[Collected data]
** BEGIN **

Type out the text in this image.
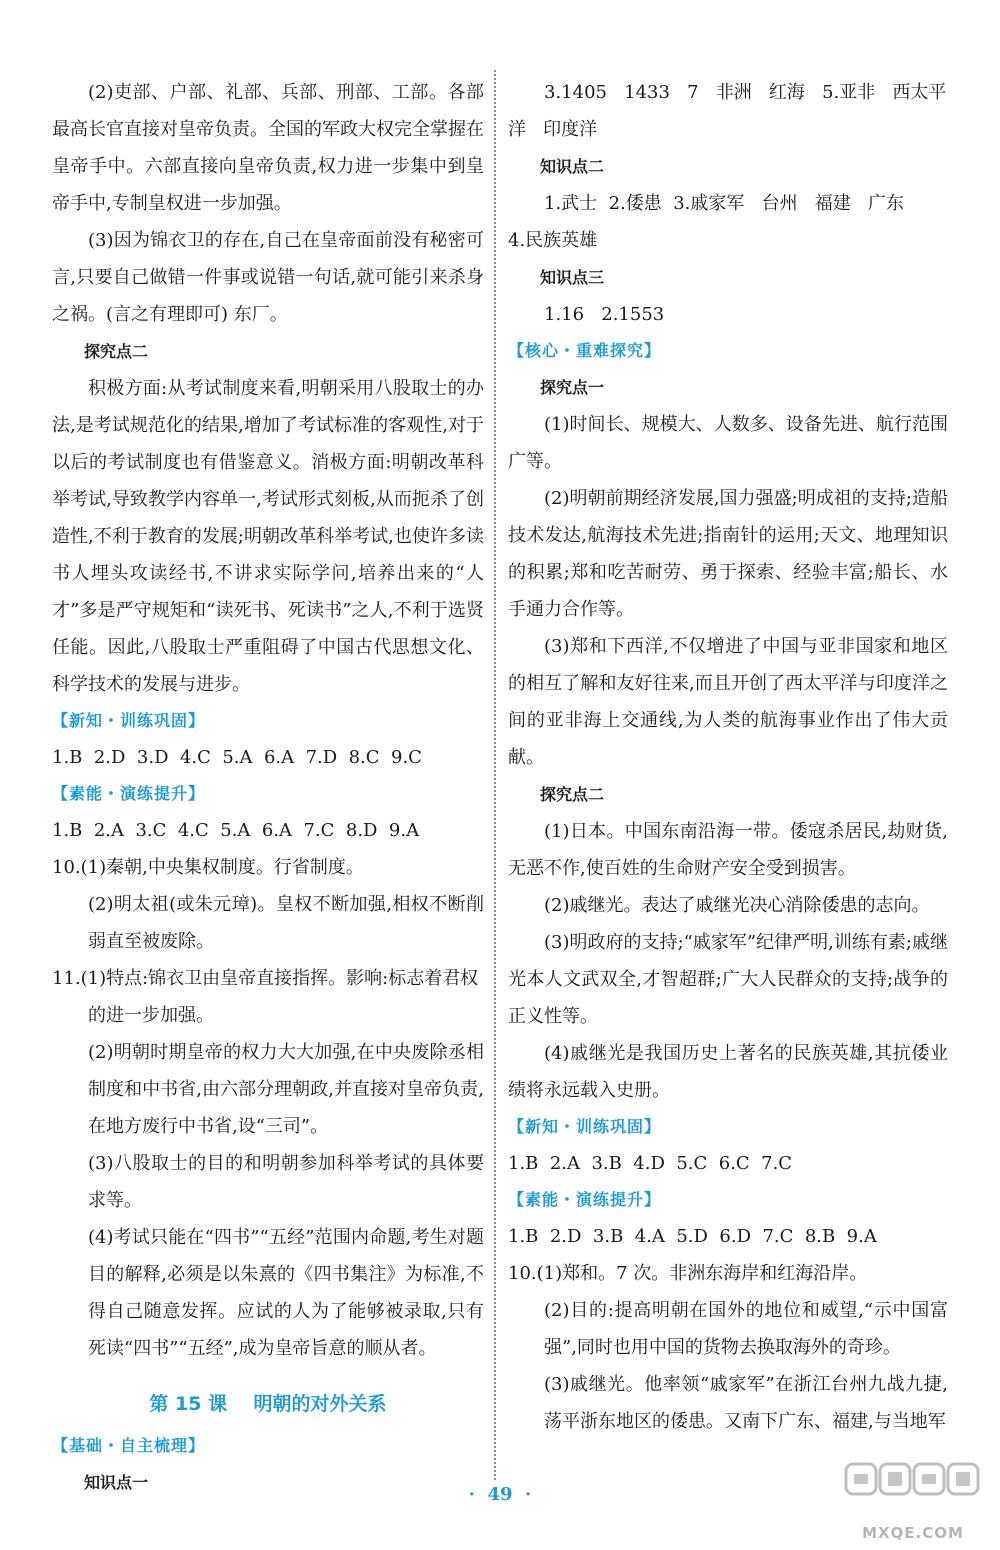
(2)吏部、户部、礼部、兵部、刑部、工部。各部最高长官直接对皇帝负责。全国的军政大权完全掌握在皇帝手中。六部直接向皇帝负责,权力进一步集中到皇帝手中,专制皇权进一步加强。
(3)因为锦衣卫的存在,自己在皇帝面前没有秘密可言,只要自己做错一件事或说错一句话,就可能引来杀身之祸。(言之有理即可) 东厂。
探究点二
积极方面:从考试制度来看,明朝采用八股取士的办法,是考试规范化的结果,增加了考试标准的客观性,对于以后的考试制度也有借鉴意义。消极方面:明朝改革科举考试,导致教学内容单一,考试形式刻板,从而扼杀了创造性,不利于教育的发展;明朝改革科举考试,也使许多读书人埋头攻读经书,不讲求实际学问,培养出来的“人才”多是严守规矩和“读死书、死读书”之人,不利于选贤任能。因此,八股取士严重阻碍了中国古代思想文化、科学技术的发展与进步。
【新知・训练巩固】
1.B  2.D  3.D  4.C  5.A  6.A  7.D  8.C  9.C
【素能・演练提升】
1.B  2.A  3.C  4.C  5.A  6.A  7.C  8.D  9.A
10.(1)秦朝,中央集权制度。行省制度。
(2)明太祖(或朱元璋)。皇权不断加强,相权不断削弱直至被废除。
11.(1)特点:锦衣卫由皇帝直接指挥。影响:标志着君权
的进一步加强。
(2)明朝时期皇帝的权力大大加强,在中央废除丞相制度和中书省,由六部分理朝政,并直接对皇帝负责,在地方废行中书省,设“三司”。
(3)八股取士的目的和明朝参加科举考试的具体要求等。
(4)考试只能在“四书”“五经”范围内命题,考生对题目的解释,必须是以朱熹的《四书集注》为标准,不得自己随意发挥。应试的人为了能够被录取,只有死读“四书”“五经”,成为皇帝旨意的顺从者。
第 15 课    明朝的对外关系
【基础・自主梳理】
知识点一
3.1405   1433   7   非洲   红海   5.亚非   西太平
洋   印度洋
知识点二
1.武士  2.倭患  3.戚家军   台州   福建   广东
4.民族英雄
知识点三
1.16   2.1553
【核心・重难探究】
探究点一
(1)时间长、规模大、人数多、设备先进、航行范围广等。
(2)明朝前期经济发展,国力强盛;明成祖的支持;造船技术发达,航海技术先进;指南针的运用;天文、地理知识的积累;郑和吃苦耐劳、勇于探索、经验丰富;船长、水手通力合作等。
(3)郑和下西洋,不仅增进了中国与亚非国家和地区的相互了解和友好往来,而且开创了西太平洋与印度洋之间的亚非海上交通线,为人类的航海事业作出了伟大贡献。
探究点二
(1)日本。中国东南沿海一带。倭寇杀居民,劫财货,无恶不作,使百姓的生命财产安全受到损害。
(2)戚继光。表达了戚继光决心消除倭患的志向。
(3)明政府的支持;“戚家军”纪律严明,训练有素;戚继光本人文武双全,才智超群;广大人民群众的支持;战争的正义性等。
(4)戚继光是我国历史上著名的民族英雄,其抗倭业绩将永远载入史册。
【新知・训练巩固】
1.B  2.A  3.B  4.D  5.C  6.C  7.C
【素能・演练提升】
1.B  2.D  3.B  4.A  5.D  6.D  7.C  8.B  9.A
10.(1)郑和。7 次。非洲东海岸和红海沿岸。
(2)目的:提高明朝在国外的地位和威望,“示中国富强”,同时也用中国的货物去换取海外的奇珍。
(3)戚继光。他率领“戚家军”在浙江台州九战九捷,荡平浙东地区的倭患。又南下广东、福建,与当地军
·  49  ·
MXQE.COM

** END **

- **What is asked**
Leaving the pictures aside, transcribe the entire listing exactly.

- **Output for this exercise**
Type out the text in this image.
(2)吏部、户部、礼部、兵部、刑部、工部。各部最高长官直接对皇帝负责。全国的军政大权完全掌握在皇帝手中。六部直接向皇帝负责,权力进一步集中到皇帝手中,专制皇权进一步加强。
(3)因为锦衣卫的存在,自己在皇帝面前没有秘密可言,只要自己做错一件事或说错一句话,就可能引来杀身之祸。(言之有理即可) 东厂。
探究点二
积极方面:从考试制度来看,明朝采用八股取士的办法,是考试规范化的结果,增加了考试标准的客观性,对于以后的考试制度也有借鉴意义。消极方面:明朝改革科举考试,导致教学内容单一,考试形式刻板,从而扼杀了创造性,不利于教育的发展;明朝改革科举考试,也使许多读书人埋头攻读经书,不讲求实际学问,培养出来的“人才”多是严守规矩和“读死书、死读书”之人,不利于选贤任能。因此,八股取士严重阻碍了中国古代思想文化、科学技术的发展与进步。
【新知・训练巩固】
1.B  2.D  3.D  4.C  5.A  6.A  7.D  8.C  9.C
【素能・演练提升】
1.B  2.A  3.C  4.C  5.A  6.A  7.C  8.D  9.A
10.(1)秦朝,中央集权制度。行省制度。
(2)明太祖(或朱元璋)。皇权不断加强,相权不断削弱直至被废除。
11.(1)特点:锦衣卫由皇帝直接指挥。影响:标志着君权
的进一步加强。
(2)明朝时期皇帝的权力大大加强,在中央废除丞相制度和中书省,由六部分理朝政,并直接对皇帝负责,在地方废行中书省,设“三司”。
(3)八股取士的目的和明朝参加科举考试的具体要求等。
(4)考试只能在“四书”“五经”范围内命题,考生对题目的解释,必须是以朱熹的《四书集注》为标准,不得自己随意发挥。应试的人为了能够被录取,只有死读“四书”“五经”,成为皇帝旨意的顺从者。
第 15 课    明朝的对外关系
【基础・自主梳理】
知识点一
3.1405   1433   7   非洲   红海   5.亚非   西太平
洋   印度洋
知识点二
1.武士  2.倭患  3.戚家军   台州   福建   广东
4.民族英雄
知识点三
1.16   2.1553
【核心・重难探究】
探究点一
(1)时间长、规模大、人数多、设备先进、航行范围广等。
(2)明朝前期经济发展,国力强盛;明成祖的支持;造船技术发达,航海技术先进;指南针的运用;天文、地理知识的积累;郑和吃苦耐劳、勇于探索、经验丰富;船长、水手通力合作等。
(3)郑和下西洋,不仅增进了中国与亚非国家和地区的相互了解和友好往来,而且开创了西太平洋与印度洋之间的亚非海上交通线,为人类的航海事业作出了伟大贡献。
探究点二
(1)日本。中国东南沿海一带。倭寇杀居民,劫财货,无恶不作,使百姓的生命财产安全受到损害。
(2)戚继光。表达了戚继光决心消除倭患的志向。
(3)明政府的支持;“戚家军”纪律严明,训练有素;戚继光本人文武双全,才智超群;广大人民群众的支持;战争的正义性等。
(4)戚继光是我国历史上著名的民族英雄,其抗倭业绩将永远载入史册。
【新知・训练巩固】
1.B  2.A  3.B  4.D  5.C  6.C  7.C
【素能・演练提升】
1.B  2.D  3.B  4.A  5.D  6.D  7.C  8.B  9.A
10.(1)郑和。7 次。非洲东海岸和红海沿岸。
(2)目的:提高明朝在国外的地位和威望,“示中国富强”,同时也用中国的货物去换取海外的奇珍。
(3)戚继光。他率领“戚家军”在浙江台州九战九捷,荡平浙东地区的倭患。又南下广东、福建,与当地军
·  49  ·
MXQE.COM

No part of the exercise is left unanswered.